— begin DATA TO USE —

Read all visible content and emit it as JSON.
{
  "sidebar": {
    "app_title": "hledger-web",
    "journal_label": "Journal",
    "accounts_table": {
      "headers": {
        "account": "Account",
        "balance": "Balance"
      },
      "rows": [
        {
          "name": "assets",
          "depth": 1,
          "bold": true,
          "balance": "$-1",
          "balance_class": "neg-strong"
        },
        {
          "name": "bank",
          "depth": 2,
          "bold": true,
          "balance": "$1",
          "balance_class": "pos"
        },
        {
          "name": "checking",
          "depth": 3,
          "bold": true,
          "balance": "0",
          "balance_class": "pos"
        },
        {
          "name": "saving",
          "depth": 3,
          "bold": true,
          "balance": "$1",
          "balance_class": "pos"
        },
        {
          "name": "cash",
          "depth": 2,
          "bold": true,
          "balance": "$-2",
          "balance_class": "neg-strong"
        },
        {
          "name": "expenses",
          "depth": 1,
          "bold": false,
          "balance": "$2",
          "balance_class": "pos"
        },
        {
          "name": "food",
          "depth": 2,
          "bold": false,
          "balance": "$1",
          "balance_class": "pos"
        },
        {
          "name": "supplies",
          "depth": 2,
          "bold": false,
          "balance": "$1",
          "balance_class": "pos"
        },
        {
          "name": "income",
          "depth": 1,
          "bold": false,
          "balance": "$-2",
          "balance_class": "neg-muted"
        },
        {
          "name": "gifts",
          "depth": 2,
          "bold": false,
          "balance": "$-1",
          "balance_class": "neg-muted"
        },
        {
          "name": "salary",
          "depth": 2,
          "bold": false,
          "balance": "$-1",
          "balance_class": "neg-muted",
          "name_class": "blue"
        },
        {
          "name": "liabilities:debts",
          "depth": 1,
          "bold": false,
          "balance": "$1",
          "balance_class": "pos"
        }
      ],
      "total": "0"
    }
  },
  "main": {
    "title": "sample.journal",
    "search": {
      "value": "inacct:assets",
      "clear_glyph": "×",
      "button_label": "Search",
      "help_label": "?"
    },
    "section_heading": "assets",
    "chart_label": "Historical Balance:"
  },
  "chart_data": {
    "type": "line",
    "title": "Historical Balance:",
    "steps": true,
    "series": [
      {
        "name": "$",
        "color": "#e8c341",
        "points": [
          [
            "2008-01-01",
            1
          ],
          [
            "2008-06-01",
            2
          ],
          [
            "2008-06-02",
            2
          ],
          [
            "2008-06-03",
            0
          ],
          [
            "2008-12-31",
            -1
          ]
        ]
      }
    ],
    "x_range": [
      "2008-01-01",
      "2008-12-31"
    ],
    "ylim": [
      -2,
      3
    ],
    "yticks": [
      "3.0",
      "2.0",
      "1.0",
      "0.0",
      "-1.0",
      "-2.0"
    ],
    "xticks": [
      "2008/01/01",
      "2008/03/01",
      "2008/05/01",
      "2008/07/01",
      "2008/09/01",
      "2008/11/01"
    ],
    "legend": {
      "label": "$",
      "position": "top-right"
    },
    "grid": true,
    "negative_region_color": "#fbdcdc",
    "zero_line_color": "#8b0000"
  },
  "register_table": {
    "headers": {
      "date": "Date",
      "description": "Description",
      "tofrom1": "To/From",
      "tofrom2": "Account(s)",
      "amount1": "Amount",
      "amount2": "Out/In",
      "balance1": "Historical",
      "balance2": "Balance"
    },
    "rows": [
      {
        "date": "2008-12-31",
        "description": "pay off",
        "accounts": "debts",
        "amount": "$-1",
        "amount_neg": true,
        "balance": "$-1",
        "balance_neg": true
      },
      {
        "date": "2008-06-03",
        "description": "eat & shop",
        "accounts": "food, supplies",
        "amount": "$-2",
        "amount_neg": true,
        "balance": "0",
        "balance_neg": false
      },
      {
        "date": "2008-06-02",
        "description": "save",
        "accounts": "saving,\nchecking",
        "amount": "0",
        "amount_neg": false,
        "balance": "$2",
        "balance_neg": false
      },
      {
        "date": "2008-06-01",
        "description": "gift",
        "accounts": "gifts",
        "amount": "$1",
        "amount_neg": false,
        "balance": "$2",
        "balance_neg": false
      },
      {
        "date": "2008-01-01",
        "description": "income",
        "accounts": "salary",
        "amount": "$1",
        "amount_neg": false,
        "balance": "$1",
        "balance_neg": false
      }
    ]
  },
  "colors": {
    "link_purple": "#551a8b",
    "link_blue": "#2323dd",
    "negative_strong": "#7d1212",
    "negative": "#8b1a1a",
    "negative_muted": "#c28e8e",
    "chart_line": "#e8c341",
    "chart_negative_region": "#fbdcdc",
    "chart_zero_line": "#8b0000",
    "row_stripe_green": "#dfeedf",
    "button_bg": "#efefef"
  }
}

— end DATA TO USE —
— begin DATA TO USE —

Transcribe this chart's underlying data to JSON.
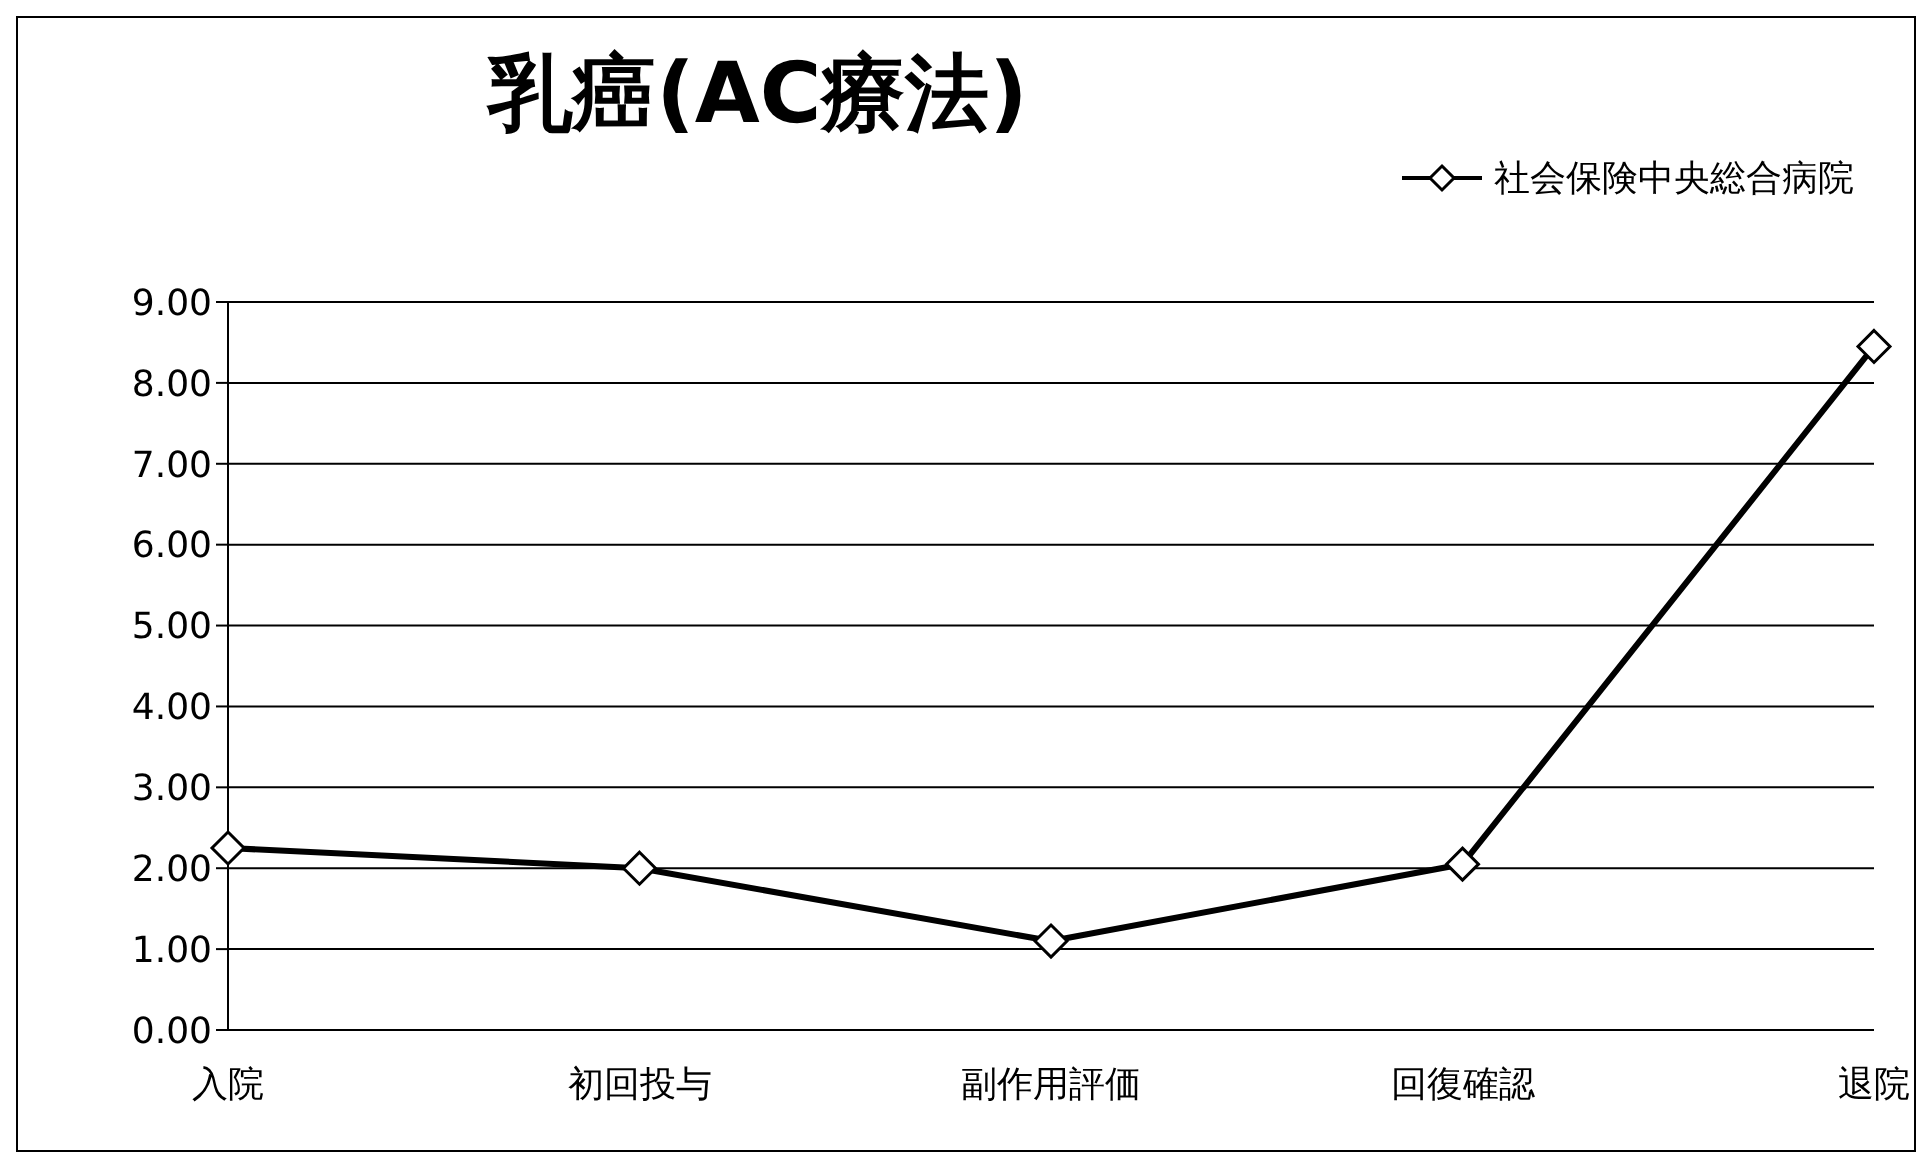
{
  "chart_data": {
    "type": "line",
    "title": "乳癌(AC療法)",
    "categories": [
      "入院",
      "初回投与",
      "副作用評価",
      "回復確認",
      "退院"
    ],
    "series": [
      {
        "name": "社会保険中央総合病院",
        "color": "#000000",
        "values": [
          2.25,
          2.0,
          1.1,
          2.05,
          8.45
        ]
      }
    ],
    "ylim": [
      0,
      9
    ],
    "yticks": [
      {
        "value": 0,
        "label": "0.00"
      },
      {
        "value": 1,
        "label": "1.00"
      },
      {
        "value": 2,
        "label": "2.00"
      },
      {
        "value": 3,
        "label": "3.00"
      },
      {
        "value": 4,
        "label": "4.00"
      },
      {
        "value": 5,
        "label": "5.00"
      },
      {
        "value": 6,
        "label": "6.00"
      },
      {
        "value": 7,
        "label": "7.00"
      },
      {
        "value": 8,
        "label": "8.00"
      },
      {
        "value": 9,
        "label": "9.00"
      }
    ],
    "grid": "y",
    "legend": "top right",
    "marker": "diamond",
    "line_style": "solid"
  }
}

— end DATA TO USE —

All lines above containing the string "saving" are to be collected.

*COMPLETE ANSWER:*
          "name": "saving",
        "accounts": "saving,\nchecking",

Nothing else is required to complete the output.